start Input rows

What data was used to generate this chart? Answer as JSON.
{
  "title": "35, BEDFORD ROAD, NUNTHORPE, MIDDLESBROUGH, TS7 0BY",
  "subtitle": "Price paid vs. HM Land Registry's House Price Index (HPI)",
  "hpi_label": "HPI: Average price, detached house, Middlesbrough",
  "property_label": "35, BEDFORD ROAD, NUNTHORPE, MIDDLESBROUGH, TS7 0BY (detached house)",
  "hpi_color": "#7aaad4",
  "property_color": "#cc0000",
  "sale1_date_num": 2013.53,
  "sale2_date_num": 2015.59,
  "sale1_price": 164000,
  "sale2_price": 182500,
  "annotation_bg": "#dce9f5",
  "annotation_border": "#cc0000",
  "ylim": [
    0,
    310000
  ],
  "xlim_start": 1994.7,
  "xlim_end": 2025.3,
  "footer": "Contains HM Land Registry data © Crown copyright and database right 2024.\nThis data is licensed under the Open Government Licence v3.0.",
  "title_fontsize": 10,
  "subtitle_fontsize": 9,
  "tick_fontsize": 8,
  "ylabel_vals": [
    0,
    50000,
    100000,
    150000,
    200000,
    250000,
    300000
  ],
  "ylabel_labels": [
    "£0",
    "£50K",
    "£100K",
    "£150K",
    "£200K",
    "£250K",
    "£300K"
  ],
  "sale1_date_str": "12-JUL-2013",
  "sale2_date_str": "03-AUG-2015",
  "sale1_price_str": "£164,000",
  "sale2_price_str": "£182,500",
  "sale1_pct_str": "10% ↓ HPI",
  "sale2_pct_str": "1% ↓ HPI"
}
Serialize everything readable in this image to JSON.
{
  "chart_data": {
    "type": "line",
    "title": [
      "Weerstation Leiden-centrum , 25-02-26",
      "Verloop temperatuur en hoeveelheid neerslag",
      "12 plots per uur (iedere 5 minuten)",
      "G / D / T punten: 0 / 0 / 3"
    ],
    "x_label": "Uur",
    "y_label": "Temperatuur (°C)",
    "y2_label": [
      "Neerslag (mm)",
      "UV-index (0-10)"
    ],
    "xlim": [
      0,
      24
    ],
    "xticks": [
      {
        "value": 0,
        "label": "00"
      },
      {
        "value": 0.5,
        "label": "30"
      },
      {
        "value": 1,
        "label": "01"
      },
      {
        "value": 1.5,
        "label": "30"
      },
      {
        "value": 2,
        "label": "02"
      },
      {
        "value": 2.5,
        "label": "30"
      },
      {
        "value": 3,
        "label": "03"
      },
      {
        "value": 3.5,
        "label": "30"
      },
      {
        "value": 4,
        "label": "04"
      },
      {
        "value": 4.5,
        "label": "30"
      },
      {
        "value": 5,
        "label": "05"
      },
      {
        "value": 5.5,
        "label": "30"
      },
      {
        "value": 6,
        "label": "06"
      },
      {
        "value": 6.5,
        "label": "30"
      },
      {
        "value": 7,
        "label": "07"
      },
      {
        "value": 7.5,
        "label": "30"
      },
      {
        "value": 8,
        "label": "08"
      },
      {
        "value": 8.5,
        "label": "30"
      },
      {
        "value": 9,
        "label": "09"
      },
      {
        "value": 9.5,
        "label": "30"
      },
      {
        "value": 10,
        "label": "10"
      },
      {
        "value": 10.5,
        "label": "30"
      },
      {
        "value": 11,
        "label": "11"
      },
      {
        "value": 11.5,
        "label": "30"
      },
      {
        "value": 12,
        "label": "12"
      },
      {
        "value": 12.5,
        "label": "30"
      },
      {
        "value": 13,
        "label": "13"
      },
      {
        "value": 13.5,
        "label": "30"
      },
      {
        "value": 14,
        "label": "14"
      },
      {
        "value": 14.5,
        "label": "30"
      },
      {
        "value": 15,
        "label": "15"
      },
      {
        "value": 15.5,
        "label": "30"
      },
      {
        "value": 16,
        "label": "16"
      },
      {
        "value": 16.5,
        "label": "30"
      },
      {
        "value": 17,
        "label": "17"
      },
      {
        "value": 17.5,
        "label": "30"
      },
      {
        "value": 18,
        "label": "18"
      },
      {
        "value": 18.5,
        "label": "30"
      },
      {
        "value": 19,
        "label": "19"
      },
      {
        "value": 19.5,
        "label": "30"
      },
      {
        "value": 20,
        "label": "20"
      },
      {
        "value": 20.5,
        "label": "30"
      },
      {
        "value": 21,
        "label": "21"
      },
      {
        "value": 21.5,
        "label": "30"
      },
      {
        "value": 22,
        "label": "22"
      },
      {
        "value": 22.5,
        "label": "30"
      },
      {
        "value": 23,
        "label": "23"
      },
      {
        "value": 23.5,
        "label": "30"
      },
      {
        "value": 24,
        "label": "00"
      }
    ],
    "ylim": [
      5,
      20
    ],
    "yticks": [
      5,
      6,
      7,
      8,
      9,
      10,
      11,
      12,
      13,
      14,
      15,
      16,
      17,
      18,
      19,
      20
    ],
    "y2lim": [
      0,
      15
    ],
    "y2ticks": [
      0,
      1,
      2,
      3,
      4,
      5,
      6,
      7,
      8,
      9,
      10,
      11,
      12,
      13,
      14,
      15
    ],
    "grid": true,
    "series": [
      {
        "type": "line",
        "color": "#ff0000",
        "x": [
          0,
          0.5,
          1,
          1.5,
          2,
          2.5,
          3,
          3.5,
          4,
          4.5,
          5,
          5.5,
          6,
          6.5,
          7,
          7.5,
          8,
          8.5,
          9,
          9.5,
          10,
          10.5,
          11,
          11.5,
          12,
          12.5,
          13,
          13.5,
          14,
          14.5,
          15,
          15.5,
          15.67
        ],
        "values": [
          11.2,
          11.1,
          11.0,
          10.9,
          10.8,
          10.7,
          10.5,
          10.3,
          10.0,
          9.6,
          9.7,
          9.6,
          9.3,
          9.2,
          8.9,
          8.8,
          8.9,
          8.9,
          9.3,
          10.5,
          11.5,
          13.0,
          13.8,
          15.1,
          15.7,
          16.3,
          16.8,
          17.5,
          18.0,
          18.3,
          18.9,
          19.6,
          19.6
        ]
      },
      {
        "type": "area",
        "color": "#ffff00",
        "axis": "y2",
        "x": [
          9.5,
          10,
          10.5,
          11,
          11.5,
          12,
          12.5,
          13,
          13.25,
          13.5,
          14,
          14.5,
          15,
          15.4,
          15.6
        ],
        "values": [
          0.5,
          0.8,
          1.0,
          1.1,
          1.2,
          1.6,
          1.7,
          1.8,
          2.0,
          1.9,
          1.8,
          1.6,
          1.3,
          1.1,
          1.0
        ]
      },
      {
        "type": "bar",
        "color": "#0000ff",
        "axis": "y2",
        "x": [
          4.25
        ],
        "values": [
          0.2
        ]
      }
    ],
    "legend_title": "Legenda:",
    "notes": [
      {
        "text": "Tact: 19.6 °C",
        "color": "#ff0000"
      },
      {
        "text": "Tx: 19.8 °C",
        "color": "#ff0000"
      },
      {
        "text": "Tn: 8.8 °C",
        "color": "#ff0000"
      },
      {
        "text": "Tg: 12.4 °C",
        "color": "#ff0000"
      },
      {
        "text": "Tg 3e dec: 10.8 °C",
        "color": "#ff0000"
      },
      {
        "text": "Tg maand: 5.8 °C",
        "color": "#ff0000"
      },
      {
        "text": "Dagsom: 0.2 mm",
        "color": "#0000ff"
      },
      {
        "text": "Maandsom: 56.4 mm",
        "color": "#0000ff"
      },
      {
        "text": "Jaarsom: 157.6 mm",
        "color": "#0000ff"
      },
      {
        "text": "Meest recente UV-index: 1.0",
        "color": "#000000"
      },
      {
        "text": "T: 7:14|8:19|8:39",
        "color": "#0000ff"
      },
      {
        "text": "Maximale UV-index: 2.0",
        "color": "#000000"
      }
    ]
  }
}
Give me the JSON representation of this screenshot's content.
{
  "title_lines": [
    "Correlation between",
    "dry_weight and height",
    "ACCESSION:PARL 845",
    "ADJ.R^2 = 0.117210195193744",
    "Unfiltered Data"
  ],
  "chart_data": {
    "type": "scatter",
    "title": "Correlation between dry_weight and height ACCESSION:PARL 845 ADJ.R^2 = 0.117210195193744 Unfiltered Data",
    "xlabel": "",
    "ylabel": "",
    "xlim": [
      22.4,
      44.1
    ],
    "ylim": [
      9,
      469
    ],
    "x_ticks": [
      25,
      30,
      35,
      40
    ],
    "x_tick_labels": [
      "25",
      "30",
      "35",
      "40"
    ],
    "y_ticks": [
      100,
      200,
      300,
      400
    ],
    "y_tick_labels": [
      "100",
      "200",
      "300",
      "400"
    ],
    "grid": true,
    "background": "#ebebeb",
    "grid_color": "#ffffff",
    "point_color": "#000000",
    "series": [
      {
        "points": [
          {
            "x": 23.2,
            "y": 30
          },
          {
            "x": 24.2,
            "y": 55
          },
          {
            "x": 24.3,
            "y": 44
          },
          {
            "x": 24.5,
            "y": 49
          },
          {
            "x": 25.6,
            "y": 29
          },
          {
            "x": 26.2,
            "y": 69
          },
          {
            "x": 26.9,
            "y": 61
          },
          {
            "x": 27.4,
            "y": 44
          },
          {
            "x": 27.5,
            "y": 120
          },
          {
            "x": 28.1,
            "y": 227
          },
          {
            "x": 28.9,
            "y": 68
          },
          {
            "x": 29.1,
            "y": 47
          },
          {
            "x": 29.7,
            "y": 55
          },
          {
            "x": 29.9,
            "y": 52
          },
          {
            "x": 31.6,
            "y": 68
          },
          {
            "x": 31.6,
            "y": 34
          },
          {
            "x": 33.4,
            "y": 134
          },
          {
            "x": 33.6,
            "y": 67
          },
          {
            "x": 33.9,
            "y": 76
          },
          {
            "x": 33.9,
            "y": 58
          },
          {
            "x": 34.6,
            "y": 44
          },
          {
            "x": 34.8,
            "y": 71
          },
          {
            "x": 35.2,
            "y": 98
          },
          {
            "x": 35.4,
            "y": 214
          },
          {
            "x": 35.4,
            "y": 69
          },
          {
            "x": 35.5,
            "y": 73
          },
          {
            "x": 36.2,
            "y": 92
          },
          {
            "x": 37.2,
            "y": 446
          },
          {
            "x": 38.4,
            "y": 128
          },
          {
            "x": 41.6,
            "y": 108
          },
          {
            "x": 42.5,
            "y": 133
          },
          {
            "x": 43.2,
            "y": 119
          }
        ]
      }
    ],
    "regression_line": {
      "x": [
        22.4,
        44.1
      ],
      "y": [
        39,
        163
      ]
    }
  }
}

end Input rows

What is the number of lines in the records that contain the word "BEDFORD"? Answer with the number and nothing else.

**Response to the task**
2